(Beginning of Selected text)

The 2019 Animated Short Film Oscar nominees range from a mere 7 minutes to 15 minutes. Here are my reviews of all five nominated animated short films in order of presentation.
I will review the short film first, then give a general overview and end with my rankings.
Hair Love: 7 minutes
I absolutely fell in love with Hair Love. I am not ashamed to admit that I shed a few tears at this very moving story, which is essentially a silent film save for the YouTube video narrated by Issa Rae. There were a few twists and turns that didn't surprise but did move me emotionally. The little girl is absolutely adorable and the animation conveyed so much with so little. Hair Love is also a fine example of representation done right, a scenario that is both uniquely African-American and universal. It is a massive credit to show a strong, united black family, one that can have some gentle fun at a father's initial ineptness with female hair but whose love for his daughter comes through. Brief but rich in storytelling, Hair Love gives me the same feel that I got from Paperman, which went on to win Best Animated Short.
Dcera (Daughter): 15 minutes
The longest of our nominees, Daughter is a Czech animated film, also silent, that tells of the complex relationship between a father and his daughter told in flashbacks and present day. She longs as a little girl for his comfort, but he stumbles through it. When she gets older, he attempts to be more outgoing with her but she is too sullen to respond to his efforts. As he now lays dying, both are set free.
The animation is Daughter is quite rich and detailed in this stop-motion animation short. It is well-crafted but for me, despite its running time felt a bit rushed. I found it inventive but perhaps a bit too sad. Granted, I know what they were going for and was moved by this story of parents and children attempting to connect. To be fair there is something of a happy ending but perhaps the somber nature of Daughter made it a bit too hard for me. Still, the animation is worthy of recognition.
Sister: 8 minutes
The first of two Animated Short Film nominees that has dialogue in voiceover, the Chinese-language Sister is the memories of a young man and his annoying sister. Born in 1991, the sister causes him all sorts of issues large and small. Still, despite this there is a bond between them. Or there would be, if she had actually been born. However, as she in reality was aborted, most likely due to China's one-child policy and the fact that she was a female.
If there is a drawback to Sister, it is the ambiguity of the abortion (and I say this as someone openly pro-life). The film ends with a dedication to all those babies the State forced their mothers to abort, but because some people may not be aware that the Chinese Communist government had such a draconian One-Child Policy, some viewers may be put off by the story. It might be good to see the recent Amazon documentary One Child Nation, which covers this subject. Even if you support abortion, I think there can be agreement that the State forcing abortions on unwilling families is a horror. As for the animation itself, it is effective and almost cute, particularly when the sister grows to a massive size as an infant, reflecting how many older siblings look on the newborns taking so much attention. Sister is sad, especially since there is no hope due to Sister not being alive. However, Sister is also well-animated in its stop-motion work.

(End of Selected text)
(Beginning of Information provided)

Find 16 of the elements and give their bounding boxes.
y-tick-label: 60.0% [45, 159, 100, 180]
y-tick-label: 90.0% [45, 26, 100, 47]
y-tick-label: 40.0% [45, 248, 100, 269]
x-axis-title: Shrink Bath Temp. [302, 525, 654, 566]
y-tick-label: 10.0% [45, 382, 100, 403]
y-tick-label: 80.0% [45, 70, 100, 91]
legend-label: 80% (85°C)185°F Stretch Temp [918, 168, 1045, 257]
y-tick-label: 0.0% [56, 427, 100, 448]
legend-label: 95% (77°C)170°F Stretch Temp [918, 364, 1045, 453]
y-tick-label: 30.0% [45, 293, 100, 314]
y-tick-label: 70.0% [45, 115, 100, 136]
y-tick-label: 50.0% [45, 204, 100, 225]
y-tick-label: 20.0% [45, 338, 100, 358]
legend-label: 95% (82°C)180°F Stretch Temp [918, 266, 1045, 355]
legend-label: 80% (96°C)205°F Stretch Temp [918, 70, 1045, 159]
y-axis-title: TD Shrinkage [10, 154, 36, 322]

(End of Information provided)

▶ [Work task A]:
In the animated short film reviews, how long does Dcera (Daughter) run?
▶ [Work task B]:
Resume the animated short film reviews after their last sentence.

▶ [Answer A]:
15 minutes

▶ [Answer B]:
Memorable: 12 minutes
Memorable, in French, is the only nominated Animated Short Film that has actual dialogue. Here, this story is that of painter Louis, clearly suffering from dementia or Alzheimer's Disease. Reflecting an artistic style not unlike that of Vincent van Gogh, Louis starts having major struggles with objects. He does not know how to operate a cell phone because as he puts it, "It's 1965". He attempts suicide but confuses a hairdryer with a gun. His fish die because he forgot to feed them and puts on an album cover thinking it was the album itself. Louis' children think their mother Michelle is exaggerating his illness, but as they dance one last time, it's clear he does not recognize his metaphorically incomplete wife.
Memorable can best be described as an animated Amour, only perhaps not as depressing and without euthanasia. The stop-motion animation is like the others highly effective though not as beautiful as the others I saw. For me though, I felt a bit removed from Memorable, and it did not hit me emotionally as the others did. Yes, the animation was good and like the others, worthy of recognition, but something about it left me cold. Curiously enough, so did Amour.
Kitbull: 9 minutes
Kitbull is about the most unlikely of friends: a street kitten and a pit bull. The kitten makes a home in a junkyard where she spots a dog put outside. She is wary of him, but soon they build up something of a friendship by playing with a bottle cap. Later, on a dark and stormy night, she sees the dog has been heavily injured, clearly forced to participate in dog fighting. He helps her when she gets caught up in some trash, but she in fear ends up attacking him. Regretful for her fearful reaction, she helps him escape. The next day, they come upon a friendly woman who with her husband take both in to start new lives together.
At first, I was wondering why Kitbull had been nominated. The traditional animation, while very pleasant, didn't seem to help a story that seemed to be going nowhere. It wasn't until we saw that far from being the violently aggressive dog of reputation that in reality the pit bull was quite gentle and kind that I began to be moved to Kitbull. I soon saw that Kitbull was playing with ideas about friendship, kindness and the importance of true love. I was emotionally hit by Kitbull, and while I did not cry I did respond to it.
The special screening for the 2019 Animated Short Film Oscar nominees included four shorts not nominated: Henrietta Bulkowski (the longest at 16 minutes), The Bird & The Whale (6 minutes), Hors Piste (5 minutes) and Maestro (2 minutes). Quick thoughts on them:
For better or worse I recognized the voices, and I was not charmed or impressed by either the story or the animation. I actually found it a bit creepy.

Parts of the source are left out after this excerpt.